(Goal) Answer with nothing except the number of lines that contain the word "同主族中电负性最大的是".

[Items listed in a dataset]
* * *
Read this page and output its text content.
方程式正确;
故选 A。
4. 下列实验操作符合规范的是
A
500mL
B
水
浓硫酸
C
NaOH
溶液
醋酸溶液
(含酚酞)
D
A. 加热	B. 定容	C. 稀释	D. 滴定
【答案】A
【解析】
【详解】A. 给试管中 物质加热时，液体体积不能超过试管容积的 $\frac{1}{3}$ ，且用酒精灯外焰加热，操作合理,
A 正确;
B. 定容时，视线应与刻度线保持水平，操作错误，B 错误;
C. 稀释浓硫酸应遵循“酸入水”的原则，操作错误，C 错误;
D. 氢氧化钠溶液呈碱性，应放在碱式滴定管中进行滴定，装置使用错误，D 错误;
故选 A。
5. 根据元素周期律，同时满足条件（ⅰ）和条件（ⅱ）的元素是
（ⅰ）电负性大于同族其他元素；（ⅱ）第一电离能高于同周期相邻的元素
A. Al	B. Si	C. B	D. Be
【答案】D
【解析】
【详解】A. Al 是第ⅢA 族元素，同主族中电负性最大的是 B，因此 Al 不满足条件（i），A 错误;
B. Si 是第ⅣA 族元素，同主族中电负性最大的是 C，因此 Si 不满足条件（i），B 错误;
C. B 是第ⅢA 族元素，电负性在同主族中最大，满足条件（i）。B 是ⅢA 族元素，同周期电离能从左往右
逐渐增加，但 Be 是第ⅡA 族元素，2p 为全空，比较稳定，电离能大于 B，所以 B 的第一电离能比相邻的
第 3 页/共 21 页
* * *
(Exercise result) 2